Show all lines that include the string "some"; copy each one.

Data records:

## begin

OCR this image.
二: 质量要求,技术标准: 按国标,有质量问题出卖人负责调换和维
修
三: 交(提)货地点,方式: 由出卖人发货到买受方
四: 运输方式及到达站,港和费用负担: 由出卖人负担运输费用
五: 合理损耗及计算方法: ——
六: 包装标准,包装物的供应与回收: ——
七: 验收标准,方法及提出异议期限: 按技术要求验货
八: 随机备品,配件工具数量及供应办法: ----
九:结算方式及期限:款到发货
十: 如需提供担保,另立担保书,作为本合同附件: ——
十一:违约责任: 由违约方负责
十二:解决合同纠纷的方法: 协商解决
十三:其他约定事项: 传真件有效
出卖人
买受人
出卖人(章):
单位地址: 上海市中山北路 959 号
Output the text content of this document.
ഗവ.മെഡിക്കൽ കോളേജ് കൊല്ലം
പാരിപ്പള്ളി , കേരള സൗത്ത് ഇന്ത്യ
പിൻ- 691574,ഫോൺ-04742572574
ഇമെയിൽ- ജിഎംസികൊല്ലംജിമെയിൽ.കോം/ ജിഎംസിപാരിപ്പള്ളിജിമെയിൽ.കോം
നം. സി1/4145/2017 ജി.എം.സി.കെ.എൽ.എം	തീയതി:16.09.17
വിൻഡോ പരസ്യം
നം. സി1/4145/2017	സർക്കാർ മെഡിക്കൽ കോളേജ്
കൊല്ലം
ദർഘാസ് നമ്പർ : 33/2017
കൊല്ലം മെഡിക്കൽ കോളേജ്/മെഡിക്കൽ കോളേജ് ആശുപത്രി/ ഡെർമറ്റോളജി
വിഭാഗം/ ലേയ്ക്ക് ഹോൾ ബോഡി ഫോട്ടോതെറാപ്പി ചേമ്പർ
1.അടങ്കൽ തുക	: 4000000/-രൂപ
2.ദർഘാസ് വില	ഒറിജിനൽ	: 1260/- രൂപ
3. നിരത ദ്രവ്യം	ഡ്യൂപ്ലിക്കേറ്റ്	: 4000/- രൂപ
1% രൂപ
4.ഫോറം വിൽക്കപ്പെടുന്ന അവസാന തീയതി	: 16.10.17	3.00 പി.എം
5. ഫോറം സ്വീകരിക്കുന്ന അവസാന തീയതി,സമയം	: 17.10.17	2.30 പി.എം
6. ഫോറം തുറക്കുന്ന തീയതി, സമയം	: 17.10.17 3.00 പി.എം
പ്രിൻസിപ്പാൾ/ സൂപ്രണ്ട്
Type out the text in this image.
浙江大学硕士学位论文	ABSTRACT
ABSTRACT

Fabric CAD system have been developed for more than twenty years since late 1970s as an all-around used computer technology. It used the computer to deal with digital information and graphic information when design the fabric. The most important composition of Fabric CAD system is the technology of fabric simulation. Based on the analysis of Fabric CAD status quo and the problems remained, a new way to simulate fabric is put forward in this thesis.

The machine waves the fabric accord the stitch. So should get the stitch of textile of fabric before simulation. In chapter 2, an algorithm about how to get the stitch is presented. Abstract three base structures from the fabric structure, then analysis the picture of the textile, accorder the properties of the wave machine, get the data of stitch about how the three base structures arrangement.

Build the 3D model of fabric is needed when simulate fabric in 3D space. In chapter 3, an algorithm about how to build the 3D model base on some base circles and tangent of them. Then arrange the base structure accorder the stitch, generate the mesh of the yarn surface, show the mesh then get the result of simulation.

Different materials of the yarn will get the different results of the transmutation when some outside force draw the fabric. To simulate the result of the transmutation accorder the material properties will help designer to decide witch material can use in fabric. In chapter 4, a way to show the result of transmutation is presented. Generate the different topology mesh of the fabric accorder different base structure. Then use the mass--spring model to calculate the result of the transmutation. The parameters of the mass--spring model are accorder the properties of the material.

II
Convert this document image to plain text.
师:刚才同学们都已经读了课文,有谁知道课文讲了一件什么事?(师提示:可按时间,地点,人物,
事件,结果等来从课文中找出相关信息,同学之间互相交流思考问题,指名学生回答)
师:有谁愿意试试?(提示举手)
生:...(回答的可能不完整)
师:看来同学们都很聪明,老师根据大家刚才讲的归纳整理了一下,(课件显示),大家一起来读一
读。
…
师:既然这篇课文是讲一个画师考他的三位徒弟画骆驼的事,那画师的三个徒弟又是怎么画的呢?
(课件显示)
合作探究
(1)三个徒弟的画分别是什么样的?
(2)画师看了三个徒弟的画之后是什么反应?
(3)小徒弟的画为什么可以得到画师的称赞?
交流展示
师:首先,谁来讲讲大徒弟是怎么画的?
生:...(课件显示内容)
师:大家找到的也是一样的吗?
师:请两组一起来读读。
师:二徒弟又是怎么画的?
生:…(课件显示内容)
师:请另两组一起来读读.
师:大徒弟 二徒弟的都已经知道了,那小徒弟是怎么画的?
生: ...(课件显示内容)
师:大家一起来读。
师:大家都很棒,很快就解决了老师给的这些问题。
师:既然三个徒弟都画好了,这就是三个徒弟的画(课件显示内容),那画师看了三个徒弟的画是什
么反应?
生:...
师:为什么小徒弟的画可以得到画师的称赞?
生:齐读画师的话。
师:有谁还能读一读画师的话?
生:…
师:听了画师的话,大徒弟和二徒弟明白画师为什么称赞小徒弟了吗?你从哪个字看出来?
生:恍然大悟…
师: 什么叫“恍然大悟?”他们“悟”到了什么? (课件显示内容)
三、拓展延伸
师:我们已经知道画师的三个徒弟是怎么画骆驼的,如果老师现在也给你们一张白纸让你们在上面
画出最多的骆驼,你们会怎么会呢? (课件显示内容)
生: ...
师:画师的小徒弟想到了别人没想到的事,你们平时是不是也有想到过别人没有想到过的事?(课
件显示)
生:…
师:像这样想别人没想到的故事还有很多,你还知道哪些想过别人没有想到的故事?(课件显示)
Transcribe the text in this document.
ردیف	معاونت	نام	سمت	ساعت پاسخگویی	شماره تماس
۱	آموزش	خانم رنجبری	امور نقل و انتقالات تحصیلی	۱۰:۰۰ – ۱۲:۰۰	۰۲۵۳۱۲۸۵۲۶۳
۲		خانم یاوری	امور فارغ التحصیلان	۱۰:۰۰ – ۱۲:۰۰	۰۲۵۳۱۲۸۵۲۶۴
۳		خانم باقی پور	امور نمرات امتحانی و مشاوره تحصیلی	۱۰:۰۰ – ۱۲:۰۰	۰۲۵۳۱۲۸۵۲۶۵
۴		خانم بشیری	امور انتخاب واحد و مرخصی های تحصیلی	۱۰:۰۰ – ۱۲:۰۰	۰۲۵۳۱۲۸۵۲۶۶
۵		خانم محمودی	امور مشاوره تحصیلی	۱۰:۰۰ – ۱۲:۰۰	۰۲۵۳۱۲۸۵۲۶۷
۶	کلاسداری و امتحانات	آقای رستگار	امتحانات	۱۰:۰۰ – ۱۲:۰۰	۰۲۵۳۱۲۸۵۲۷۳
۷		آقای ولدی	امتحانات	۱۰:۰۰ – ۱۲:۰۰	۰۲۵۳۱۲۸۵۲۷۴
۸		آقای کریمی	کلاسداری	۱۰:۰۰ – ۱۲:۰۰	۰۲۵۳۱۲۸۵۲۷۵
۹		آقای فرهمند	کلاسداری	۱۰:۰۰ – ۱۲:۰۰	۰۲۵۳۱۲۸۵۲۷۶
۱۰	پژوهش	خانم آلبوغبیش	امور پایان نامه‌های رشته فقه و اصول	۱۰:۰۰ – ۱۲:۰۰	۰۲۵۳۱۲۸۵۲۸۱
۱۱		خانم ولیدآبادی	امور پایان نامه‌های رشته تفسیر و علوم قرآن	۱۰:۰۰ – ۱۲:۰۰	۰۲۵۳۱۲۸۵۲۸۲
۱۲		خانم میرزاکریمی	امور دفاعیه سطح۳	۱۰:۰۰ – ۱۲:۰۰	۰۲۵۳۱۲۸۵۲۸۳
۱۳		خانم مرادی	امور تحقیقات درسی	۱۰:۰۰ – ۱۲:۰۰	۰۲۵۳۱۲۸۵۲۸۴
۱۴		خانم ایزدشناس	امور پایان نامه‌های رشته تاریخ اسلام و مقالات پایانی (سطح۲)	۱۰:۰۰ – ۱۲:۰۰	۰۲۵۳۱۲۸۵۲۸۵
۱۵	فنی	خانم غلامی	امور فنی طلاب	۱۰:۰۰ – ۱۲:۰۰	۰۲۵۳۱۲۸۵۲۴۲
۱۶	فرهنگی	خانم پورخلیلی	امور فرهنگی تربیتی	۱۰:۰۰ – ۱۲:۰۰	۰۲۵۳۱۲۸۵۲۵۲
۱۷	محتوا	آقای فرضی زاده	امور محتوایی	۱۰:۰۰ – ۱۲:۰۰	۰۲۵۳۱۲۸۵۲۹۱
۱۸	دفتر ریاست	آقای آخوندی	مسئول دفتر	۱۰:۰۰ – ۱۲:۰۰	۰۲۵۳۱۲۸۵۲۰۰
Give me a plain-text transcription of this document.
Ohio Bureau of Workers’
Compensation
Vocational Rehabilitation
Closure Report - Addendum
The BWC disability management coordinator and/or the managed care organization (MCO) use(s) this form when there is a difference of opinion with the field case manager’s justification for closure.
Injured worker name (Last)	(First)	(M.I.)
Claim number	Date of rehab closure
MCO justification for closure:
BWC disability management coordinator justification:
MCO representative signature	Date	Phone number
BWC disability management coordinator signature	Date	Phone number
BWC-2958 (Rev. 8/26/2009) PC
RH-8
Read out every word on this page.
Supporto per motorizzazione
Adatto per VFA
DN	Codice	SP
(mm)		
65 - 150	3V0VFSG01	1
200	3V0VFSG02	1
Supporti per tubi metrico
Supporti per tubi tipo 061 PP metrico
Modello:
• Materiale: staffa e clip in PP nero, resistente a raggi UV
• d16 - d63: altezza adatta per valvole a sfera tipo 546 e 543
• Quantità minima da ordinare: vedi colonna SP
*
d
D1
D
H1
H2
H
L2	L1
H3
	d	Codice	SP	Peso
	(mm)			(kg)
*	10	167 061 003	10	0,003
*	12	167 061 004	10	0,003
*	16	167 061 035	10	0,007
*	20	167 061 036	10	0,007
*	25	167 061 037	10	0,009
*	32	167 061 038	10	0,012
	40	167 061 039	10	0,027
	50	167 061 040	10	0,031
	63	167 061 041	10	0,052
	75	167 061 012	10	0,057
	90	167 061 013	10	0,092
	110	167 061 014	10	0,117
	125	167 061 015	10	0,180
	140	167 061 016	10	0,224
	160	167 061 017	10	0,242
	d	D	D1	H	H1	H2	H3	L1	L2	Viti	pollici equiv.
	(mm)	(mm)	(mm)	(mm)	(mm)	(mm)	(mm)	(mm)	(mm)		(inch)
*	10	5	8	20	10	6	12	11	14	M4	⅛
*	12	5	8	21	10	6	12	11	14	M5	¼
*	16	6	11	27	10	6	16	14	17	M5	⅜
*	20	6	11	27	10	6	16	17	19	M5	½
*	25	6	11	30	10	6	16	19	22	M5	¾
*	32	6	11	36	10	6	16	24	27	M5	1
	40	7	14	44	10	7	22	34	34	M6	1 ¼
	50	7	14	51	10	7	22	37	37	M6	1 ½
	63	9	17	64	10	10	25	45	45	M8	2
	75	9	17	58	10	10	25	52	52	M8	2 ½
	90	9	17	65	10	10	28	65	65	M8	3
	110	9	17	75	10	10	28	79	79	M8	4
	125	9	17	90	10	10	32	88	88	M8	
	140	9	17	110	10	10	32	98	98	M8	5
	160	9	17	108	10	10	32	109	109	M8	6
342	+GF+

## end

### FULL ANSWER
Build the 3D model of fabric is needed when simulate fabric in 3D space. In chapter 3, an algorithm about how to build the 3D model base on some base circles and tangent of them. Then arrange the base structure accorder the stitch, generate the mesh of the yarn surface, show the mesh then get the result of simulation.
Different materials of the yarn will get the different results of the transmutation when some outside force draw the fabric. To simulate the result of the transmutation accorder the material properties will help designer to decide witch material can use in fabric. In chapter 4, a way to show the result of transmutation is presented. Generate the different topology mesh of the fabric accorder different base structure. Then use the mass--spring model to calculate the result of the transmutation. The parameters of the mass--spring model are accorder the properties of the material.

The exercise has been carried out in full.